* start DATA SHOWN *
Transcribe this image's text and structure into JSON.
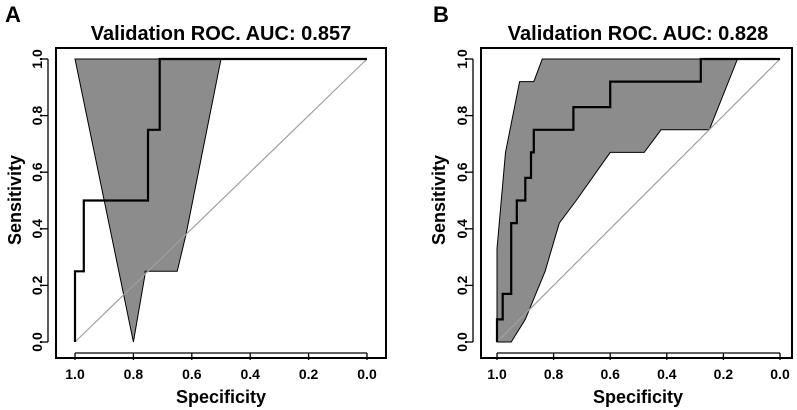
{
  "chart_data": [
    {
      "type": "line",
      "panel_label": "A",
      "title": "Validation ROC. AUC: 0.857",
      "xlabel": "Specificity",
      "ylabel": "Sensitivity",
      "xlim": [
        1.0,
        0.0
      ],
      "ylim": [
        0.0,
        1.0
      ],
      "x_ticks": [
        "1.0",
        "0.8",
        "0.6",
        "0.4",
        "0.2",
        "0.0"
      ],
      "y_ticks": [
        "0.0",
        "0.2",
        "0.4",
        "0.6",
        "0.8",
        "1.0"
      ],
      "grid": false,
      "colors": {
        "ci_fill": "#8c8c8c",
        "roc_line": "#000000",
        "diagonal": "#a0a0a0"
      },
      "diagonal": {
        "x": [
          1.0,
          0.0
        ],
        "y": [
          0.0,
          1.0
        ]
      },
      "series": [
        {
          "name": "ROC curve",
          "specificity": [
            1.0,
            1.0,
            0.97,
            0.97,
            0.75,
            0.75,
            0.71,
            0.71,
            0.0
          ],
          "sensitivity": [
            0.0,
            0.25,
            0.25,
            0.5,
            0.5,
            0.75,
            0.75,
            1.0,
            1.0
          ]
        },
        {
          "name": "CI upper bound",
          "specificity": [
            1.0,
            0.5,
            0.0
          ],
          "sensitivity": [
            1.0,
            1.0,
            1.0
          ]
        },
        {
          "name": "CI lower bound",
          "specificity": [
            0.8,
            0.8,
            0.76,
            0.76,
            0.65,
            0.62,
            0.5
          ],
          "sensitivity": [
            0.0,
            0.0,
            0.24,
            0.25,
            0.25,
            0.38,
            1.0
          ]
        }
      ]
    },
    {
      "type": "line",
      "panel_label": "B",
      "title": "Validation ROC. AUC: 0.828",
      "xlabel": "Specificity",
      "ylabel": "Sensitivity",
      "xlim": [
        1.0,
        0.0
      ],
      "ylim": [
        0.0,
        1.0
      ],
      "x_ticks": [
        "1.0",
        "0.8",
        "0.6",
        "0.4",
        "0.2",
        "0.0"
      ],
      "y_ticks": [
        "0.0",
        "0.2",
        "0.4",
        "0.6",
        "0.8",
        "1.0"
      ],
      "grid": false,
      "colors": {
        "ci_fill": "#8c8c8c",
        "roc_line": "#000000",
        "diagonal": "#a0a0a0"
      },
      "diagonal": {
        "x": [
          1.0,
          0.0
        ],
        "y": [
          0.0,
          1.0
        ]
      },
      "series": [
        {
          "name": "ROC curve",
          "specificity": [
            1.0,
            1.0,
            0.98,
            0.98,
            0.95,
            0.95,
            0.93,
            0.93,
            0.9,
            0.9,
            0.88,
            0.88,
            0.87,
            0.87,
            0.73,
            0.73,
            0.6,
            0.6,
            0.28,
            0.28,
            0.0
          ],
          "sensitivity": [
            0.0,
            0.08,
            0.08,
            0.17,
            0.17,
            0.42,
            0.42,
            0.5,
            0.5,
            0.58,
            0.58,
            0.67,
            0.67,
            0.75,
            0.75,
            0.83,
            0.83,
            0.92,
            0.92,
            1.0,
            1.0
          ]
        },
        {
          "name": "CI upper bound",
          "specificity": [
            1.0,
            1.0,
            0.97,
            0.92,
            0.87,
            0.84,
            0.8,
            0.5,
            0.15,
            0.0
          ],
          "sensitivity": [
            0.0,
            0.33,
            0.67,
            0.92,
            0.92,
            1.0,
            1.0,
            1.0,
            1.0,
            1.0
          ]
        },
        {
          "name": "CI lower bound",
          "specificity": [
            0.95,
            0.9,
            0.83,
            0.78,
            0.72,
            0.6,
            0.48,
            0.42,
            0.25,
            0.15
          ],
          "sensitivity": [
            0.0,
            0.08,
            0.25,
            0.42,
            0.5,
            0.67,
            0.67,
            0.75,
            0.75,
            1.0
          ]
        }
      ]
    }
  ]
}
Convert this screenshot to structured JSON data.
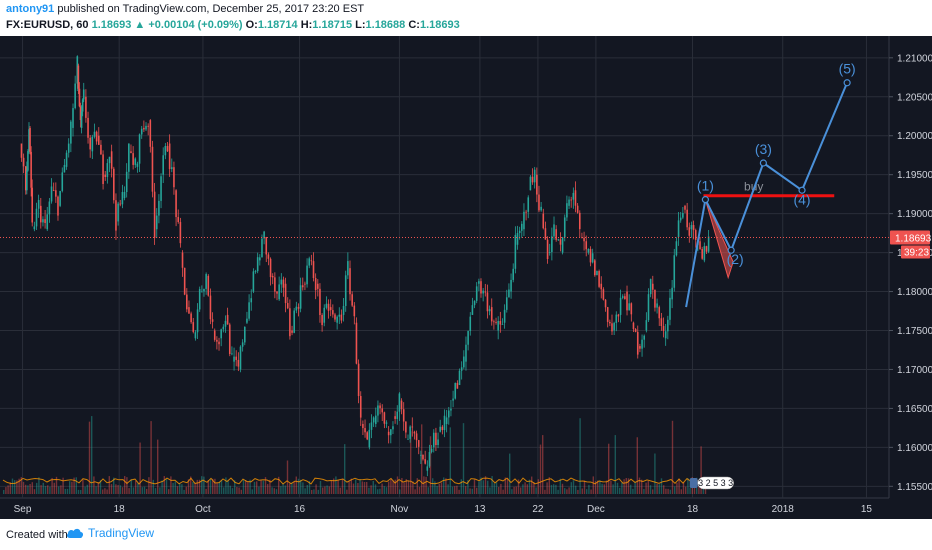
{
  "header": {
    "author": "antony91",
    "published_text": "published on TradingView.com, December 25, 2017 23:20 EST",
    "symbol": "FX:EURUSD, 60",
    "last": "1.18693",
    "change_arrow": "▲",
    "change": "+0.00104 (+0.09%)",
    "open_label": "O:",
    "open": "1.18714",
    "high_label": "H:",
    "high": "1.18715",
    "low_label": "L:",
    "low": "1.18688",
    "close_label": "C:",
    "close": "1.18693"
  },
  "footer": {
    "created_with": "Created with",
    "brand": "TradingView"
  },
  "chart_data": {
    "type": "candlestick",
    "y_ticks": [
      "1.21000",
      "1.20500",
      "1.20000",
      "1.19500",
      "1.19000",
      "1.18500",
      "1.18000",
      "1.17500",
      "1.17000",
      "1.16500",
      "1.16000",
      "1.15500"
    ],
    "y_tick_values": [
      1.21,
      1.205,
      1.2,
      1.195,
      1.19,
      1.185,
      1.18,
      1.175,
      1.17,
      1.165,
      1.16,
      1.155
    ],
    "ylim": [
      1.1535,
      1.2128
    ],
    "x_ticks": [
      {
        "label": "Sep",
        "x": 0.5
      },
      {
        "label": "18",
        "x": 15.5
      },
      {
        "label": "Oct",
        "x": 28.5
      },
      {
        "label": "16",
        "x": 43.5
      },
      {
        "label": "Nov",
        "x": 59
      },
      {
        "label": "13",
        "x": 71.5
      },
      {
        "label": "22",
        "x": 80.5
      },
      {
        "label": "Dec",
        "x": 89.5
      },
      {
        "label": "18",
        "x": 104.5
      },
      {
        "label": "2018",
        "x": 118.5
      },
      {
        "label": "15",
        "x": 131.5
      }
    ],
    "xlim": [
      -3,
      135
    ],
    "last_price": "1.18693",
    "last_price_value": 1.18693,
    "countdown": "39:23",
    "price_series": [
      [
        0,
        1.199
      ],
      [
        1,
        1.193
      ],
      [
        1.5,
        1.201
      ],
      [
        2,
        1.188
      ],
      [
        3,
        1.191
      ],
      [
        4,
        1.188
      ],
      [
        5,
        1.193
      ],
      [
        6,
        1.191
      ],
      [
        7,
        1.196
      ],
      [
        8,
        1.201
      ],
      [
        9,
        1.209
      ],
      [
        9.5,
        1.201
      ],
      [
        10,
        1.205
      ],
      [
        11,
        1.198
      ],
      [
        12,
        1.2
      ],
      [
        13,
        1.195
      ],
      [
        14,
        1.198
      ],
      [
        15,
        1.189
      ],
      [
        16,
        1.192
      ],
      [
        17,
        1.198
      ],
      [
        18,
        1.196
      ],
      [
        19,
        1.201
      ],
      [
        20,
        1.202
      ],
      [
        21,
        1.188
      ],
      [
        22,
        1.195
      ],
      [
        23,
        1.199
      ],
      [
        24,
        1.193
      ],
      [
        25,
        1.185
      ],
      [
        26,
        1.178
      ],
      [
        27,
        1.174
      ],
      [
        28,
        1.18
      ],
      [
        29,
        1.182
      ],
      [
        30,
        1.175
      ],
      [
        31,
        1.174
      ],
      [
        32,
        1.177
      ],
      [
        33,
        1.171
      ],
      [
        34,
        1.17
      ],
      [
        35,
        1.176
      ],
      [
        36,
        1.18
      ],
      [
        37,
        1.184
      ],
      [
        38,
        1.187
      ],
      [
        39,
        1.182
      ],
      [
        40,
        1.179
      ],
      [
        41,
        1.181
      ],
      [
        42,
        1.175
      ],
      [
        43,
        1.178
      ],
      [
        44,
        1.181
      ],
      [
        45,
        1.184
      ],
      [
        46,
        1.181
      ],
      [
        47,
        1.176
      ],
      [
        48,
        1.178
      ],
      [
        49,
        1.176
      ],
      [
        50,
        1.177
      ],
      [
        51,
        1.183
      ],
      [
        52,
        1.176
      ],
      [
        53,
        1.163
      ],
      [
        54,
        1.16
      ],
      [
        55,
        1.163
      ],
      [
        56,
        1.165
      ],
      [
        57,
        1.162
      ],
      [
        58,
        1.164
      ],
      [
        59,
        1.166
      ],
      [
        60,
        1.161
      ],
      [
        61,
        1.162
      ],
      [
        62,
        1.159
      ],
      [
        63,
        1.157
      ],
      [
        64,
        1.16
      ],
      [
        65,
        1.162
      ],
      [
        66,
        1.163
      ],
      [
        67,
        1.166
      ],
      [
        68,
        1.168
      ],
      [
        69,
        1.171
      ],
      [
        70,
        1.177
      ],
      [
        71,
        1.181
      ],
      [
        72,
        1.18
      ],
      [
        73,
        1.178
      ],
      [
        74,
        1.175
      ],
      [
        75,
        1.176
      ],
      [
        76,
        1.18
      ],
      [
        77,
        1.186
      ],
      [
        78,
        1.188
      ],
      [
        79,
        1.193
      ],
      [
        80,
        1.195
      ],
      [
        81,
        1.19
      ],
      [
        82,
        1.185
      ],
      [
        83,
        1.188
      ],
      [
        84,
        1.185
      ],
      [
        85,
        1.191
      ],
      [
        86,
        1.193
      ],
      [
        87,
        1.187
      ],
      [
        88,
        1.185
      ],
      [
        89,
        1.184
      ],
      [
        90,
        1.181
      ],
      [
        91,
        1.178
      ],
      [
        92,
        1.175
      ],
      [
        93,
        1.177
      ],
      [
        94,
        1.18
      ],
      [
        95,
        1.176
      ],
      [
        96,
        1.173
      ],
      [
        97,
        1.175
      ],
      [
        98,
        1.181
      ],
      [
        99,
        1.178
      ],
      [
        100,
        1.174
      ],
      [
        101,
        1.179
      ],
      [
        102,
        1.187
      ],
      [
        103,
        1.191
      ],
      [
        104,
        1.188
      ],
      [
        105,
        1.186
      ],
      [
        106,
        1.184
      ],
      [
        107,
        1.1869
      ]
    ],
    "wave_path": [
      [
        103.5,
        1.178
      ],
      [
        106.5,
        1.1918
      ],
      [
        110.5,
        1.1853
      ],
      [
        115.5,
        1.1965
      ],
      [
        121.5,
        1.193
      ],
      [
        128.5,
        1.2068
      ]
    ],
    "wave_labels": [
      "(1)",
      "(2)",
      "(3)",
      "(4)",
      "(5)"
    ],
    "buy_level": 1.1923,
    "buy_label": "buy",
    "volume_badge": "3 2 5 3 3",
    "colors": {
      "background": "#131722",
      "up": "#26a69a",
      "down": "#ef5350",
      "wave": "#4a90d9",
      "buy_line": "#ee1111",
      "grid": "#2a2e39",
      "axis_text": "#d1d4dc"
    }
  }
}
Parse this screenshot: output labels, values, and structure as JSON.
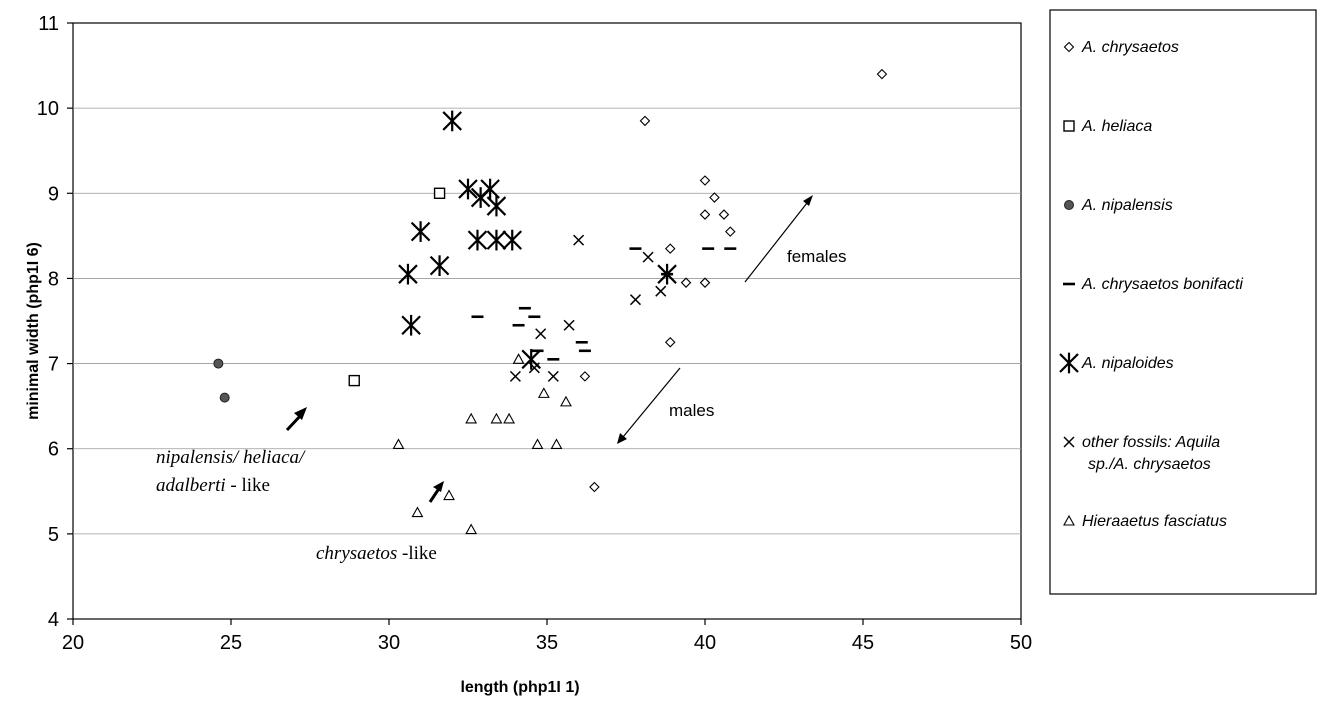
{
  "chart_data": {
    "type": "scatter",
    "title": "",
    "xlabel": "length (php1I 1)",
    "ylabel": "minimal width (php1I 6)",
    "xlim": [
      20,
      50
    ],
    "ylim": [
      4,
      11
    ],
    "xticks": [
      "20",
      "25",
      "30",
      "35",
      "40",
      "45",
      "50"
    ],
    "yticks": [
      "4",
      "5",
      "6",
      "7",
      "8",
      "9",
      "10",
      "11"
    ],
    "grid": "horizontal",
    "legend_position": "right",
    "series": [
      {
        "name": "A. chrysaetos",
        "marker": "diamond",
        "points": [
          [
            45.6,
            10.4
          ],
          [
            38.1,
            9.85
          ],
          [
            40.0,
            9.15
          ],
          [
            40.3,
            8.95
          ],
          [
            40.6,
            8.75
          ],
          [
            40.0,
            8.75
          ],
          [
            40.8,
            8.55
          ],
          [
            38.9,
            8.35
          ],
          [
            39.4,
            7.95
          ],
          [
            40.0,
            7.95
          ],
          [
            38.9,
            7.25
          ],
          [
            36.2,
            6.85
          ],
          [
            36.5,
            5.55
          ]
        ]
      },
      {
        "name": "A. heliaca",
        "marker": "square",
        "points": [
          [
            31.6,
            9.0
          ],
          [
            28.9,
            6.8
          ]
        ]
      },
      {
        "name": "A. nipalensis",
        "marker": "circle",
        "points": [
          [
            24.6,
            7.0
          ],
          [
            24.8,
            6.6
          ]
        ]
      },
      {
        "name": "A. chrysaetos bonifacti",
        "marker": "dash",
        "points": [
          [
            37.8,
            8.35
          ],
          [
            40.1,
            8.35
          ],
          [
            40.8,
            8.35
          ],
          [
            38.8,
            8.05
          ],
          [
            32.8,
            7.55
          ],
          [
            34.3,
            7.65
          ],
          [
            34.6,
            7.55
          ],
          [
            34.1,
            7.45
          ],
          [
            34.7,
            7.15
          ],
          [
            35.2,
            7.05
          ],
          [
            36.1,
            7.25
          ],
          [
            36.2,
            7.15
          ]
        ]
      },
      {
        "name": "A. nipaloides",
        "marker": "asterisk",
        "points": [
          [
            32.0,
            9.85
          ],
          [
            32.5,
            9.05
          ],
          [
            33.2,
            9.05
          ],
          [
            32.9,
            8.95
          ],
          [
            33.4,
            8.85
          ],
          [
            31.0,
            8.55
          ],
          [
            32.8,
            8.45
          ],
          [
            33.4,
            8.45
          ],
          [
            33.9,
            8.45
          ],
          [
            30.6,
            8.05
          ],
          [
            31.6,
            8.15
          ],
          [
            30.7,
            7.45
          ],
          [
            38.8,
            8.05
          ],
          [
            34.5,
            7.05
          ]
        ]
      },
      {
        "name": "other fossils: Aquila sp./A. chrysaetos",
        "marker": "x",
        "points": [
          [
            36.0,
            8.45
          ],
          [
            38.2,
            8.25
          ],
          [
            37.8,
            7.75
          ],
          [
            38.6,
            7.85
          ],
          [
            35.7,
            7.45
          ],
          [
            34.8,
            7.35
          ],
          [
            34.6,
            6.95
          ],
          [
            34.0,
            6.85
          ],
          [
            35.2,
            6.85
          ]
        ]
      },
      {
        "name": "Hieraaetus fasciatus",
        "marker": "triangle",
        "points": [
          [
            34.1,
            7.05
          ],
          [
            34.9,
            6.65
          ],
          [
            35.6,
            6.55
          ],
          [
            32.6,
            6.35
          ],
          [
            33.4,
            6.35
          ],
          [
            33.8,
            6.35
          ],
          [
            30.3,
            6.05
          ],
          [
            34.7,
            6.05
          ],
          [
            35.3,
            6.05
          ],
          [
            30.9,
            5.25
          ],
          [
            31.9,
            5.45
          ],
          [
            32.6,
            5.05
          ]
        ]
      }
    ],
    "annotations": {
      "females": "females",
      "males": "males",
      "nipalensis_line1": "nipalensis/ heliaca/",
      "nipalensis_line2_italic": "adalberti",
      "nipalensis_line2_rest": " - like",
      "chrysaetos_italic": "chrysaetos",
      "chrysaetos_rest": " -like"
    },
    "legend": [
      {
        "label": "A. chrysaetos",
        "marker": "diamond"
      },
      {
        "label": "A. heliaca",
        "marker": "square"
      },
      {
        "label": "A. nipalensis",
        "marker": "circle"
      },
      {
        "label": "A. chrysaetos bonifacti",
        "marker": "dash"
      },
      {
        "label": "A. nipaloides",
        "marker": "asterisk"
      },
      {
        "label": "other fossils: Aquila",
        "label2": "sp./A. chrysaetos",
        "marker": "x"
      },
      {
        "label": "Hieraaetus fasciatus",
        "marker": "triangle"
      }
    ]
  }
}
* end DATA SHOWN *
### WHAT IS BEING ASKED
Select from the material above each line in which the string "fasciatus" appears, and list those lines.

### SOLUTION FOR THIS PROBLEM
        "name": "Hieraaetus fasciatus",
        "label": "Hieraaetus fasciatus",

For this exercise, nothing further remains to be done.